____ Extrait à lire

À 7 ou 8 euros les 250 grammes, le café s’installe dans les cuisines comme un produit du quotidien devenu luxe discret ☕.
Et derrière ce prix, une mécanique mondiale bien huilée interroge plus qu’elle ne rassure, car sur les étals de Guadeloupe comme ailleurs, le kilo atteint désormais 30 euros.
Tandis que, dans les plantations du Brésil ou d’Amérique centrale, là où naît le grain, la rémunération du producteur reste dérisoire, souvent limitée à quelques pourcents du prix final, une réalité documentée depuis des années par l’Organisation internationale du café, qui observe un déséquilibre persistant entre origine et distribution et le constat est sans détour.
La valeur ne se crée pas au champ mais dans la transformation, le transport, le marketing et surtout la mise en rayon, là où les marges s’épaississent à mesure que le produit se rapproche du consommateur, comme un fleuve qui grossit en aval.
Les torréfacteurs captent une part significative en façonnant le goût et l’image, les distributeurs imposent leur puissance commerciale et le consommateur, lui, paie l’addition finale sans toujours percevoir cette répartition, alors que le café brut s’échange sur les marchés internationaux à des niveaux bien inférieurs, révélant un écart qui alimente une forme de perplexité économique, voire morale, car dans cette chaîne longue et fragmentée, celui qui cultive reste le maillon le plus exposé aux aléas climatiques, aux fluctuations des cours et aux crises logistiques.
Tandis que les acteurs en bout de chaîne sécurisent leurs marges et pourtant la demande mondiale continue de croître, tirée par une culture du café devenue universelle, entre rituel social et marqueur de qualité de vie, ce qui entretient la spirale des prix et conforte un système où la perception de valeur prime sur la réalité agricole.
Certains labels équitables tentent de rééquilibrer la donne, sans toutefois renverser totalement la logique dominante, laissant planer une question simple, presque silencieuse, mais persistante, qui profite réellement de cette tasse quotidienne devenue chère et jusqu’où le consommateur acceptera-t-il de payer sans exiger plus de transparence.

________

▶ À faire
D'après l'extrait sur le prix du café, dans quelles étapes la valeur se crée-t-elle, plutôt qu'au champ ? Citez-les toutes.

____ Données fournies

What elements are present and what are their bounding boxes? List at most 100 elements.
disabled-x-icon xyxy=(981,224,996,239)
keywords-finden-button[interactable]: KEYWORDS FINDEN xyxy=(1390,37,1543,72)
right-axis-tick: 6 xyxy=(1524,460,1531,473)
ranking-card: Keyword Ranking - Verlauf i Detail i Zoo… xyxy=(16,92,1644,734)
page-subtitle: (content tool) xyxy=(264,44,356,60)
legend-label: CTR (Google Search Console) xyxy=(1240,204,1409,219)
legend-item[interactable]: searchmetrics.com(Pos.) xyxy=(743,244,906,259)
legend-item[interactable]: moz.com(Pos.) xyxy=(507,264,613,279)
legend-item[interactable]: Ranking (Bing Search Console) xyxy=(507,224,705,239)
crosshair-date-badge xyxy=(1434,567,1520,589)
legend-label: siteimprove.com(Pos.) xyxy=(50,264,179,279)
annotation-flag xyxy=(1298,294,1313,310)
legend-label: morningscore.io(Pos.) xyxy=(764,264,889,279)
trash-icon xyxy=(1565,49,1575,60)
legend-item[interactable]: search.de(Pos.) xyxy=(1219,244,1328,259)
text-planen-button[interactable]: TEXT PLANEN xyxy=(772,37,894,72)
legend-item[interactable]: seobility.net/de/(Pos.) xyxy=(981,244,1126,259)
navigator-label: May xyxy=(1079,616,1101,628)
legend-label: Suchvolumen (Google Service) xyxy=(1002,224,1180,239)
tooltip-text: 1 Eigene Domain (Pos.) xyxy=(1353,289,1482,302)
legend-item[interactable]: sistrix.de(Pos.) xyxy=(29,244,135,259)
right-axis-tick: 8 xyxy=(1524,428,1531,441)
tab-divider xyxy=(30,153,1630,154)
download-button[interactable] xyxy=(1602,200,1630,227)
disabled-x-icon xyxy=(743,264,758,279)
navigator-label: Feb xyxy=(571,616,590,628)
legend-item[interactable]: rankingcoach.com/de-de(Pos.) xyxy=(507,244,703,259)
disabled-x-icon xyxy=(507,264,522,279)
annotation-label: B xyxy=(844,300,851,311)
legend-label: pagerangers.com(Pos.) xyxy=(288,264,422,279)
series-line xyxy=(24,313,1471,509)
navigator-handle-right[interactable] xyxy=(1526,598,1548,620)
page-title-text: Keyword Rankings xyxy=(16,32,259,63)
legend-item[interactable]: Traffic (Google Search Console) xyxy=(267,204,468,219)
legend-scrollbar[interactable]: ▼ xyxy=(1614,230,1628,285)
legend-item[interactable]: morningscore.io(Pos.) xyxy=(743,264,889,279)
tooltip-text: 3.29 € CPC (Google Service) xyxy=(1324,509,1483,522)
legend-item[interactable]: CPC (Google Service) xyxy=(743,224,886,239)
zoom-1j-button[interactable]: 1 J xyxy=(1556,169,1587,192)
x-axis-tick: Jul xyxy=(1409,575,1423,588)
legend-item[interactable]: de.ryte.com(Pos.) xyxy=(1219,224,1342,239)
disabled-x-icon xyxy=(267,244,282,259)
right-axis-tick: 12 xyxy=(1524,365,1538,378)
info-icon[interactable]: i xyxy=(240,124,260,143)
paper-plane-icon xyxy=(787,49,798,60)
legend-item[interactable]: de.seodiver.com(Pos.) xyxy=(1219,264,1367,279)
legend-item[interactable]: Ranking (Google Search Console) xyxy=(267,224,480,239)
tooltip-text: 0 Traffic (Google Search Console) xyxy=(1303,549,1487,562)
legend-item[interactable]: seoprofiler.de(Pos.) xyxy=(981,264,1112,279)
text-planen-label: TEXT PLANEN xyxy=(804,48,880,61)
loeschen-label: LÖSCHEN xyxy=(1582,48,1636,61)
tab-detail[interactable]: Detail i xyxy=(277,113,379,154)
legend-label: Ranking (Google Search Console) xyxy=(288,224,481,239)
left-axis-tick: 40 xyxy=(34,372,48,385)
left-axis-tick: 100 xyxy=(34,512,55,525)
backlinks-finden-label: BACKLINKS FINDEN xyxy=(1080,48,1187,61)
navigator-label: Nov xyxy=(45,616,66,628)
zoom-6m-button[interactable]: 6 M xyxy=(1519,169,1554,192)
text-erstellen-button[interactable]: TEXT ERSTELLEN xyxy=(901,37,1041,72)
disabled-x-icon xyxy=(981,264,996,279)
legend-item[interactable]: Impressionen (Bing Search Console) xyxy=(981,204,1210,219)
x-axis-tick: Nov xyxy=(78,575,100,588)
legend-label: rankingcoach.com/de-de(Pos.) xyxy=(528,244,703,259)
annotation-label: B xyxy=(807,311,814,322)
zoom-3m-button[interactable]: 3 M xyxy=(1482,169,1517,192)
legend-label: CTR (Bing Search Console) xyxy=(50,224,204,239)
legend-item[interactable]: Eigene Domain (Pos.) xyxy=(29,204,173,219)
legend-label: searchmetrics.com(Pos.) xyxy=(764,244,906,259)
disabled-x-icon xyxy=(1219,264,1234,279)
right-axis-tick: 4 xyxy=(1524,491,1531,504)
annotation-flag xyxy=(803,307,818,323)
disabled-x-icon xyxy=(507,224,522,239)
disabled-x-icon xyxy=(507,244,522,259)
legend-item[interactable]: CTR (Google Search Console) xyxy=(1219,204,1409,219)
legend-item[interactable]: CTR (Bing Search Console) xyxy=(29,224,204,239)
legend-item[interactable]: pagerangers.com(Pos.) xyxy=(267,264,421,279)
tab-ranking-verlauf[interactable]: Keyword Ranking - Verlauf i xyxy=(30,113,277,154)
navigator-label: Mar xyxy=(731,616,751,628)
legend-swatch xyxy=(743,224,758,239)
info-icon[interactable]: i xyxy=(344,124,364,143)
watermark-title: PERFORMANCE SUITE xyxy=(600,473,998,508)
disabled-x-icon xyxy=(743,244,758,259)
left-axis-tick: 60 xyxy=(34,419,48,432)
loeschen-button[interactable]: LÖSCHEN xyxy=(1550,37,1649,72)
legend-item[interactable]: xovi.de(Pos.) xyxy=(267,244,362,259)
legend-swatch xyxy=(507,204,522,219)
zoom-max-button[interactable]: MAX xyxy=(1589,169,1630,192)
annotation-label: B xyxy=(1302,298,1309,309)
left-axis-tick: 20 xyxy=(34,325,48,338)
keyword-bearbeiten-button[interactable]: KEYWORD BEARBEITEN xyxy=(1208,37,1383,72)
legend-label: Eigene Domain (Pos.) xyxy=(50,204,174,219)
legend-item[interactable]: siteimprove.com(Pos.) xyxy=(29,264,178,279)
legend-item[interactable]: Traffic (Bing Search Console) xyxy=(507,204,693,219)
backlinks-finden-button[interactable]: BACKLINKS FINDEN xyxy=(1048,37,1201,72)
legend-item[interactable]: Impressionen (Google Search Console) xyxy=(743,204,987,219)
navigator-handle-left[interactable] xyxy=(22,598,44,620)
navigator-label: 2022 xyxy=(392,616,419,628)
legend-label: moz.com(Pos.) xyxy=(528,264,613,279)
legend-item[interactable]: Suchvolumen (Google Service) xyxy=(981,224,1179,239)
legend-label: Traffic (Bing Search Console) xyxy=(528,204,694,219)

________

▶ Corrigé de l'exercice
La transformation, le transport, le marketing et la mise en rayon.